(Records from a data source)
=-=-=

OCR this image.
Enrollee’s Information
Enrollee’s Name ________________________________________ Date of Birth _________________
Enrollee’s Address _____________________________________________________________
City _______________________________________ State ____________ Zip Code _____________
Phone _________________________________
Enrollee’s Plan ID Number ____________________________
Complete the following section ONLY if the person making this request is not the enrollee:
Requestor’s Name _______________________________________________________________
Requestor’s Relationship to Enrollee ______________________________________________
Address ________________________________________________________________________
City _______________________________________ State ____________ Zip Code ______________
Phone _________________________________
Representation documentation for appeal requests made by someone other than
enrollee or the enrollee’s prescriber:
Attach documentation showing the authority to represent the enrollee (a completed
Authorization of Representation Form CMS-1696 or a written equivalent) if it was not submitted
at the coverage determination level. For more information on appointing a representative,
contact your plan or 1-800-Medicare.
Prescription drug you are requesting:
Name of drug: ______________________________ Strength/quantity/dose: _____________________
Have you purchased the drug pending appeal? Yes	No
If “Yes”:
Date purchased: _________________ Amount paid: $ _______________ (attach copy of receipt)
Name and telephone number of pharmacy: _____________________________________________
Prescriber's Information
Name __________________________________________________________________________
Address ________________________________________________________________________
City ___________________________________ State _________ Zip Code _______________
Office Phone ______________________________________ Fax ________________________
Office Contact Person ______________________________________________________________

=-=-=

What the exercise asks:
Reproduce the data in full, exactly as presented.

Correct response:
OCR this image.
Enrollee’s Information
Enrollee’s Name ________________________________________ Date of Birth _________________
Enrollee’s Address _____________________________________________________________
City _______________________________________ State ____________ Zip Code _____________
Phone _________________________________
Enrollee’s Plan ID Number ____________________________
Complete the following section ONLY if the person making this request is not the enrollee:
Requestor’s Name _______________________________________________________________
Requestor’s Relationship to Enrollee ______________________________________________
Address ________________________________________________________________________
City _______________________________________ State ____________ Zip Code ______________
Phone _________________________________
Representation documentation for appeal requests made by someone other than
enrollee or the enrollee’s prescriber:
Attach documentation showing the authority to represent the enrollee (a completed
Authorization of Representation Form CMS-1696 or a written equivalent) if it was not submitted
at the coverage determination level. For more information on appointing a representative,
contact your plan or 1-800-Medicare.
Prescription drug you are requesting:
Name of drug: ______________________________ Strength/quantity/dose: _____________________
Have you purchased the drug pending appeal? Yes	No
If “Yes”:
Date purchased: _________________ Amount paid: $ _______________ (attach copy of receipt)
Name and telephone number of pharmacy: _____________________________________________
Prescriber's Information
Name __________________________________________________________________________
Address ________________________________________________________________________
City ___________________________________ State _________ Zip Code _______________
Office Phone ______________________________________ Fax ________________________
Office Contact Person ______________________________________________________________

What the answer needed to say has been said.